** START Extracted records **

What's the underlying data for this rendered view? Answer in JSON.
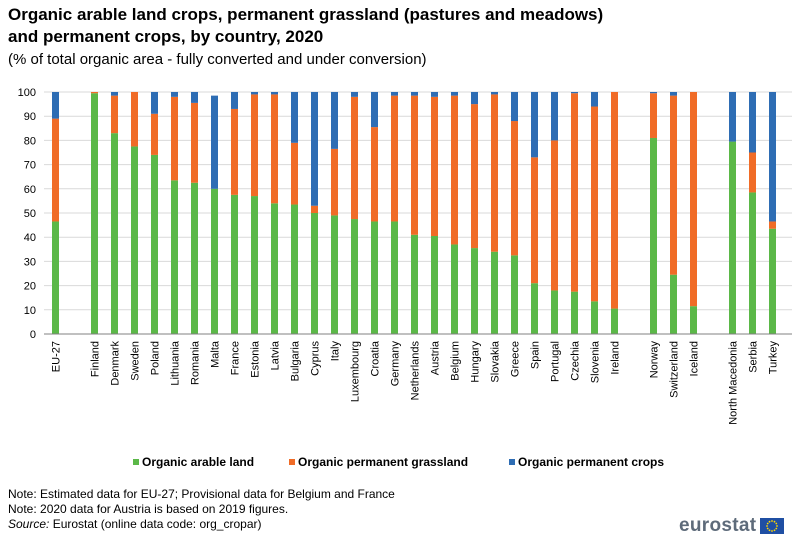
{
  "header": {
    "title": "Organic arable land crops, permanent grassland (pastures and meadows) and permanent crops, by country, 2020",
    "subtitle": "(% of total organic area - fully converted and under conversion)"
  },
  "footer": {
    "note1": "Note: Estimated data for EU-27; Provisional data for Belgium and France",
    "note2": "Note: 2020 data for Austria is based on 2019 figures.",
    "source_label": "Source:",
    "source_text": " Eurostat (online data code: org_cropar)",
    "logo_text": "eurostat",
    "logo_icon": "eu-flag-icon"
  },
  "chart_data": {
    "type": "bar",
    "stacked": true,
    "categories": [
      "EU-27",
      "Finland",
      "Denmark",
      "Sweden",
      "Poland",
      "Lithuania",
      "Romania",
      "Malta",
      "France",
      "Estonia",
      "Latvia",
      "Bulgaria",
      "Cyprus",
      "Italy",
      "Luxembourg",
      "Croatia",
      "Germany",
      "Netherlands",
      "Austria",
      "Belgium",
      "Hungary",
      "Slovakia",
      "Greece",
      "Spain",
      "Portugal",
      "Czechia",
      "Slovenia",
      "Ireland",
      "Norway",
      "Switzerland",
      "Iceland",
      "North Macedonia",
      "Serbia",
      "Turkey"
    ],
    "groups": [
      [
        "EU-27"
      ],
      [
        "Finland",
        "Denmark",
        "Sweden",
        "Poland",
        "Lithuania",
        "Romania",
        "Malta",
        "France",
        "Estonia",
        "Latvia",
        "Bulgaria",
        "Cyprus",
        "Italy",
        "Luxembourg",
        "Croatia",
        "Germany",
        "Netherlands",
        "Austria",
        "Belgium",
        "Hungary",
        "Slovakia",
        "Greece",
        "Spain",
        "Portugal",
        "Czechia",
        "Slovenia",
        "Ireland"
      ],
      [
        "Norway",
        "Switzerland",
        "Iceland"
      ],
      [
        "North Macedonia",
        "Serbia",
        "Turkey"
      ]
    ],
    "series": [
      {
        "name": "Organic arable land",
        "color": "#5bb848",
        "values": [
          46.5,
          99.5,
          83,
          77.5,
          74,
          63.5,
          62.5,
          60,
          57.5,
          57,
          54,
          53.5,
          50,
          49,
          47.5,
          46.5,
          46.5,
          41,
          40.5,
          37,
          35.5,
          34,
          32.5,
          21,
          18,
          17.5,
          13.5,
          10.5,
          81,
          24.5,
          11.5,
          79.5,
          58.5,
          43.5
        ]
      },
      {
        "name": "Organic permanent grassland",
        "color": "#f06c27",
        "values": [
          42.5,
          0.5,
          15.5,
          22.5,
          17,
          34.5,
          33,
          0,
          35.5,
          42,
          45,
          25.5,
          3,
          27.5,
          50.5,
          39,
          52,
          57.5,
          57.5,
          61.5,
          59.5,
          65,
          55.5,
          52,
          62,
          82,
          80.5,
          89.5,
          18.5,
          74,
          88.5,
          0,
          16.5,
          3
        ]
      },
      {
        "name": "Organic permanent crops",
        "color": "#2e6db4",
        "values": [
          11,
          0,
          1.5,
          0,
          9,
          2,
          4.5,
          38.5,
          7,
          1,
          1,
          21,
          47,
          23.5,
          2,
          14.5,
          1.5,
          1.5,
          2,
          1.5,
          5,
          1,
          12,
          27,
          20,
          0.5,
          6,
          0,
          0.5,
          1.5,
          0,
          20.5,
          25,
          53.5
        ]
      }
    ],
    "ylim": [
      0,
      100
    ],
    "yticks": [
      0,
      10,
      20,
      30,
      40,
      50,
      60,
      70,
      80,
      90,
      100
    ],
    "grid": true,
    "legend_position": "bottom"
  }
}
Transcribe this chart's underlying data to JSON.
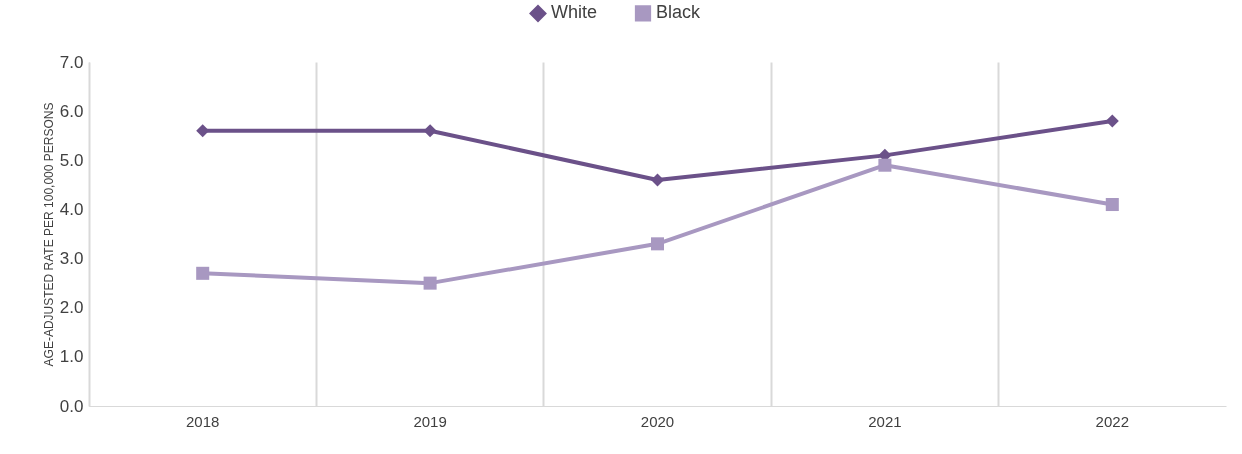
{
  "chart_data": {
    "type": "line",
    "ylabel": "AGE-ADJUSTED RATE PER 100,000 PERSONS",
    "categories": [
      "2018",
      "2019",
      "2020",
      "2021",
      "2022"
    ],
    "series": [
      {
        "name": "White",
        "color": "#6b5189",
        "marker": "diamond",
        "values": [
          5.6,
          5.6,
          4.6,
          5.1,
          5.8
        ]
      },
      {
        "name": "Black",
        "color": "#a898c1",
        "marker": "square",
        "values": [
          2.7,
          2.5,
          3.3,
          4.9,
          4.1
        ]
      }
    ],
    "ylim": [
      0,
      7
    ],
    "yticks": [
      {
        "value": 0,
        "label": "0.0"
      },
      {
        "value": 1,
        "label": "1.0"
      },
      {
        "value": 2,
        "label": "2.0"
      },
      {
        "value": 3,
        "label": "3.0"
      },
      {
        "value": 4,
        "label": "4.0"
      },
      {
        "value": 5,
        "label": "5.0"
      },
      {
        "value": 6,
        "label": "6.0"
      },
      {
        "value": 7,
        "label": "7.0"
      }
    ],
    "grid": "x",
    "legend": "top",
    "line_style": "solid"
  }
}
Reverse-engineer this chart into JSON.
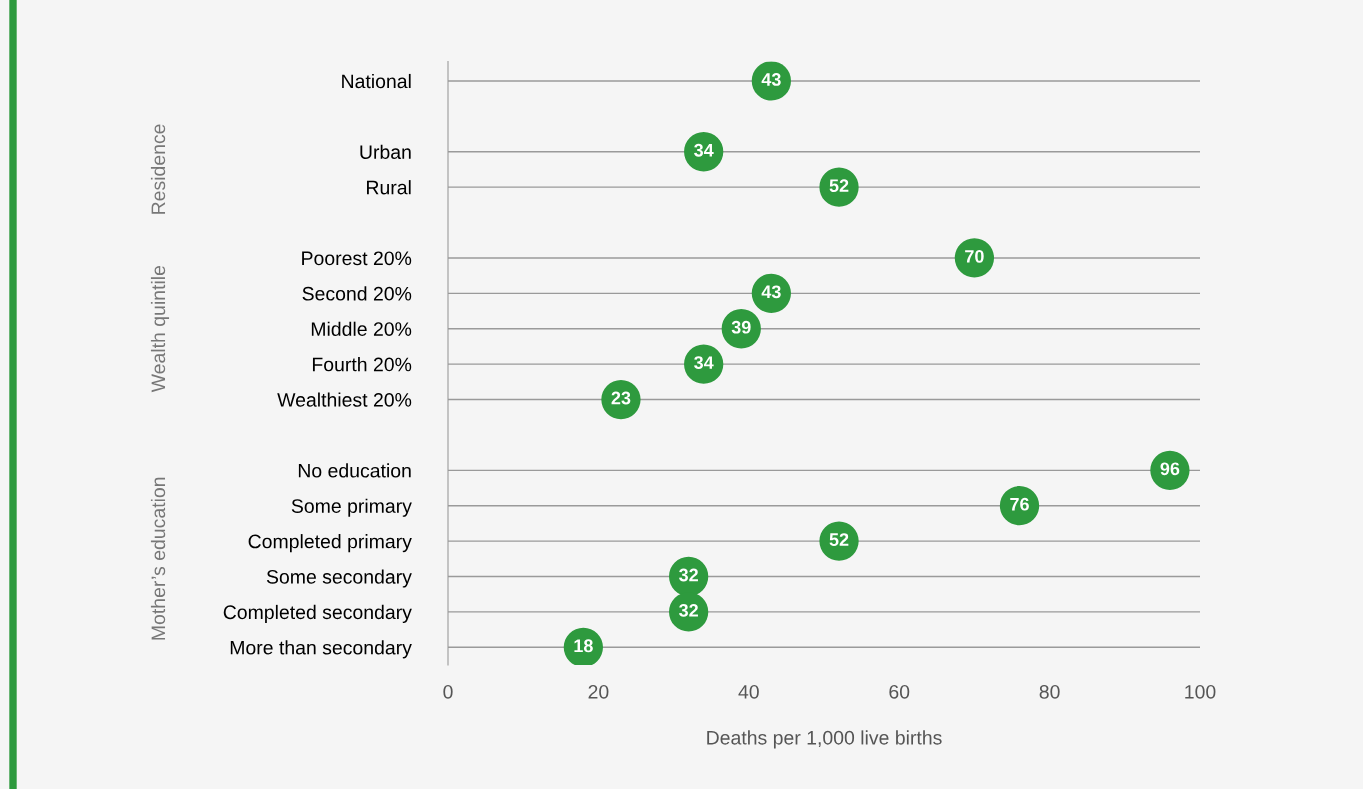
{
  "chart_data": {
    "type": "scatter",
    "orientation": "horizontal",
    "xlabel": "Deaths per 1,000 live births",
    "categories": [
      "National",
      null,
      "Urban",
      "Rural",
      null,
      "Poorest 20%",
      "Second 20%",
      "Middle 20%",
      "Fourth 20%",
      "Wealthiest 20%",
      null,
      "No education",
      "Some primary",
      "Completed primary",
      "Some secondary",
      "Completed secondary",
      "More than secondary"
    ],
    "values": [
      43,
      null,
      34,
      52,
      null,
      70,
      43,
      39,
      34,
      23,
      null,
      96,
      76,
      52,
      32,
      32,
      18
    ],
    "color": "#2e9a3e",
    "marker": "circle",
    "data_labels": true,
    "grid": "y",
    "xlim": [
      0,
      100
    ],
    "xticks": [
      0,
      20,
      40,
      60,
      80,
      100
    ],
    "annotations": [
      "Residence",
      "Wealth quintile",
      "Mother’s education"
    ]
  }
}
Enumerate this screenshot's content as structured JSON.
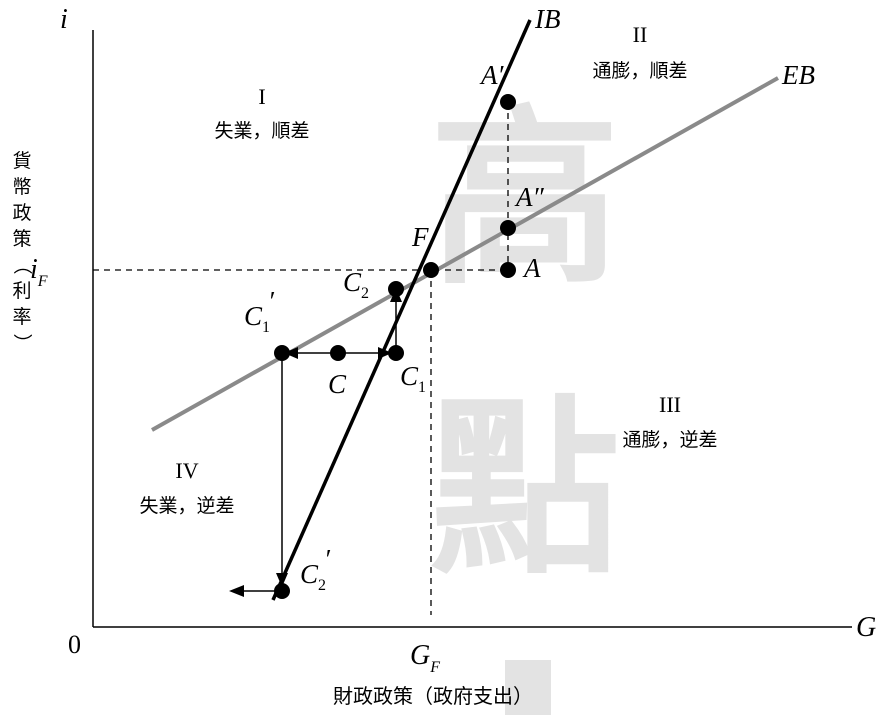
{
  "axes": {
    "y_symbol": "i",
    "x_symbol": "G",
    "origin": "0",
    "y_tick": {
      "main": "i",
      "sub": "F"
    },
    "x_tick": {
      "main": "G",
      "sub": "F"
    },
    "y_title_chars": [
      "貨",
      "幣",
      "政",
      "策",
      "（",
      "利",
      "率",
      "）"
    ],
    "x_title": "財政政策（政府支出）"
  },
  "lines": {
    "ib": "IB",
    "eb": "EB",
    "eb_color": "#8a8a8a",
    "ib_color": "#000000"
  },
  "regions": {
    "r1": {
      "numeral": "I",
      "text": "失業，順差"
    },
    "r2": {
      "numeral": "II",
      "text": "通膨，順差"
    },
    "r3": {
      "numeral": "III",
      "text": "通膨，逆差"
    },
    "r4": {
      "numeral": "IV",
      "text": "失業，逆差"
    }
  },
  "points": {
    "F": "F",
    "A": "A",
    "A_prime": "A′",
    "A_dprime": "A″",
    "C": "C",
    "C1": {
      "main": "C",
      "sub": "1"
    },
    "C1_prime": {
      "main": "C",
      "sub": "1",
      "prime": "′"
    },
    "C2": {
      "main": "C",
      "sub": "2"
    },
    "C2_prime": {
      "main": "C",
      "sub": "2",
      "prime": "′"
    }
  },
  "watermark": {
    "chars": [
      "高",
      "點"
    ],
    "color": "#e3e3e3"
  }
}
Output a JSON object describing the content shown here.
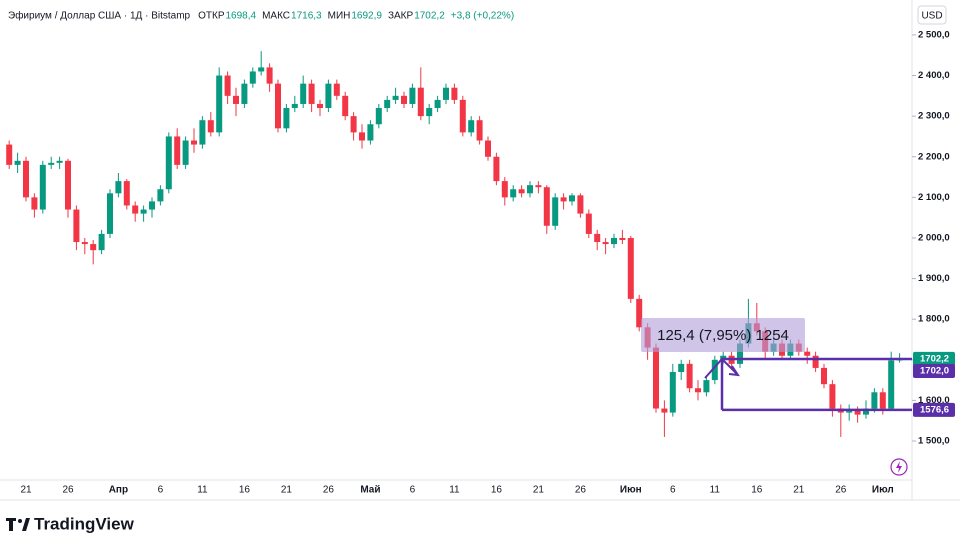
{
  "chart_data": {
    "type": "candlestick",
    "title": "Эфириум / Доллар США · 1Д · Bitstamp",
    "ohlc": [
      {
        "name": "ОТКР",
        "value": "1698,4"
      },
      {
        "name": "МАКС",
        "value": "1716,3"
      },
      {
        "name": "МИН",
        "value": "1692,9"
      },
      {
        "name": "ЗАКР",
        "value": "1702,2"
      }
    ],
    "change": "+3,8 (+0,22%)",
    "currency": "USD",
    "brand": "TradingView",
    "measure_label": "125,4 (7,95%) 1254",
    "up_color": "#089981",
    "down_color": "#f23645",
    "categories": [
      null,
      null,
      "21",
      null,
      null,
      null,
      null,
      "26",
      null,
      null,
      null,
      null,
      null,
      "Апр",
      null,
      null,
      null,
      null,
      "6",
      null,
      null,
      null,
      null,
      "11",
      null,
      null,
      null,
      null,
      "16",
      null,
      null,
      null,
      null,
      "21",
      null,
      null,
      null,
      null,
      "26",
      null,
      null,
      null,
      null,
      "Май",
      null,
      null,
      null,
      null,
      "6",
      null,
      null,
      null,
      null,
      "11",
      null,
      null,
      null,
      null,
      "16",
      null,
      null,
      null,
      null,
      "21",
      null,
      null,
      null,
      null,
      "26",
      null,
      null,
      null,
      null,
      null,
      "Июн",
      null,
      null,
      null,
      null,
      "6",
      null,
      null,
      null,
      null,
      "11",
      null,
      null,
      null,
      null,
      "16",
      null,
      null,
      null,
      null,
      "21",
      null,
      null,
      null,
      null,
      "26",
      null,
      null,
      null,
      null,
      "Июл",
      null,
      null
    ],
    "open": [
      2230,
      2180,
      2190,
      2100,
      2070,
      2180,
      2185,
      2190,
      2070,
      1990,
      1985,
      1970,
      2010,
      2110,
      2140,
      2080,
      2060,
      2070,
      2090,
      2120,
      2250,
      2180,
      2240,
      2230,
      2290,
      2260,
      2400,
      2350,
      2330,
      2380,
      2410,
      2420,
      2380,
      2270,
      2320,
      2330,
      2380,
      2330,
      2320,
      2380,
      2350,
      2300,
      2260,
      2240,
      2280,
      2320,
      2340,
      2350,
      2330,
      2370,
      2300,
      2320,
      2340,
      2370,
      2340,
      2260,
      2290,
      2240,
      2200,
      2140,
      2100,
      2120,
      2110,
      2130,
      2125,
      2030,
      2100,
      2090,
      2105,
      2060,
      2010,
      1990,
      1985,
      2000,
      2000,
      1850,
      1780,
      1730,
      1580,
      1570,
      1670,
      1690,
      1630,
      1620,
      1650,
      1700,
      1710,
      1690,
      1740,
      1790,
      1770,
      1720,
      1740,
      1710,
      1740,
      1720,
      1710,
      1680,
      1640,
      1580,
      1570,
      1575,
      1565,
      1580,
      1620,
      1580,
      1698.4
    ],
    "high": [
      2240,
      2210,
      2200,
      2110,
      2190,
      2200,
      2200,
      2195,
      2080,
      2000,
      1995,
      2020,
      2120,
      2160,
      2145,
      2090,
      2080,
      2100,
      2130,
      2260,
      2270,
      2250,
      2270,
      2300,
      2310,
      2420,
      2410,
      2370,
      2390,
      2420,
      2460,
      2430,
      2390,
      2330,
      2350,
      2400,
      2390,
      2340,
      2390,
      2390,
      2360,
      2310,
      2280,
      2290,
      2330,
      2350,
      2370,
      2360,
      2380,
      2420,
      2330,
      2350,
      2380,
      2380,
      2350,
      2300,
      2300,
      2250,
      2210,
      2150,
      2130,
      2130,
      2140,
      2140,
      2130,
      2110,
      2110,
      2110,
      2110,
      2070,
      2020,
      2000,
      2010,
      2020,
      2005,
      1860,
      1790,
      1740,
      1600,
      1690,
      1700,
      1700,
      1650,
      1660,
      1710,
      1720,
      1720,
      1750,
      1850,
      1840,
      1780,
      1760,
      1750,
      1750,
      1750,
      1730,
      1720,
      1690,
      1650,
      1590,
      1590,
      1585,
      1600,
      1630,
      1630,
      1720,
      1716.3
    ],
    "low": [
      2170,
      2160,
      2090,
      2050,
      2060,
      2170,
      2170,
      2050,
      1970,
      1960,
      1935,
      1960,
      2000,
      2100,
      2070,
      2040,
      2040,
      2050,
      2080,
      2110,
      2170,
      2170,
      2210,
      2220,
      2250,
      2250,
      2330,
      2300,
      2320,
      2370,
      2400,
      2360,
      2260,
      2260,
      2310,
      2320,
      2310,
      2300,
      2310,
      2340,
      2290,
      2240,
      2220,
      2230,
      2270,
      2310,
      2330,
      2320,
      2320,
      2290,
      2280,
      2310,
      2330,
      2330,
      2250,
      2250,
      2230,
      2190,
      2130,
      2080,
      2090,
      2100,
      2100,
      2110,
      2010,
      2020,
      2070,
      2080,
      2050,
      2000,
      1970,
      1960,
      1975,
      1985,
      1840,
      1770,
      1700,
      1570,
      1510,
      1560,
      1650,
      1620,
      1600,
      1610,
      1640,
      1690,
      1680,
      1680,
      1730,
      1760,
      1700,
      1710,
      1700,
      1700,
      1710,
      1690,
      1670,
      1630,
      1560,
      1510,
      1550,
      1545,
      1555,
      1570,
      1565,
      1575,
      1692.9
    ],
    "close": [
      2180,
      2190,
      2100,
      2070,
      2180,
      2185,
      2190,
      2070,
      1990,
      1985,
      1970,
      2010,
      2110,
      2140,
      2080,
      2060,
      2070,
      2090,
      2120,
      2250,
      2180,
      2240,
      2230,
      2290,
      2260,
      2400,
      2350,
      2330,
      2380,
      2410,
      2420,
      2380,
      2270,
      2320,
      2330,
      2380,
      2330,
      2320,
      2380,
      2350,
      2300,
      2260,
      2240,
      2280,
      2320,
      2340,
      2350,
      2330,
      2370,
      2300,
      2320,
      2340,
      2370,
      2340,
      2260,
      2290,
      2240,
      2200,
      2140,
      2100,
      2120,
      2110,
      2130,
      2125,
      2030,
      2100,
      2090,
      2105,
      2060,
      2010,
      1990,
      1985,
      2000,
      1995,
      1850,
      1780,
      1730,
      1580,
      1570,
      1670,
      1690,
      1630,
      1620,
      1650,
      1700,
      1710,
      1690,
      1740,
      1790,
      1770,
      1720,
      1740,
      1710,
      1740,
      1720,
      1710,
      1680,
      1640,
      1580,
      1570,
      1575,
      1565,
      1580,
      1620,
      1580,
      1698.4,
      1702.2
    ],
    "ylim": [
      1404,
      2586
    ],
    "yticks": [
      {
        "value": 1500,
        "label": "1 500,0"
      },
      {
        "value": 1600,
        "label": "1 600,0"
      },
      {
        "value": 1700,
        "label": "1 700,0"
      },
      {
        "value": 1800,
        "label": "1 800,0"
      },
      {
        "value": 1900,
        "label": "1 900,0"
      },
      {
        "value": 2000,
        "label": "2 000,0"
      },
      {
        "value": 2100,
        "label": "2 100,0"
      },
      {
        "value": 2200,
        "label": "2 200,0"
      },
      {
        "value": 2300,
        "label": "2 300,0"
      },
      {
        "value": 2400,
        "label": "2 400,0"
      },
      {
        "value": 2500,
        "label": "2 500,0"
      }
    ],
    "price_tags": [
      {
        "value": 1702.2,
        "label": "1702,2",
        "color": "#089981"
      },
      {
        "value": 1702.0,
        "label": "1702,0",
        "color": "#5b2fa8"
      },
      {
        "value": 1576.6,
        "label": "1576,6",
        "color": "#5b2fa8"
      }
    ],
    "range_box": {
      "top": 1702.0,
      "bottom": 1576.6,
      "color": "#5b2fa8"
    }
  }
}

** END Extracted records **

Request:
Go over the data above and copy every line that has the word "Belgium" in it.

Exercise response:
    "note1": "Note: Estimated data for EU-27; Provisional data for Belgium and France",
      "Belgium",
        "Belgium",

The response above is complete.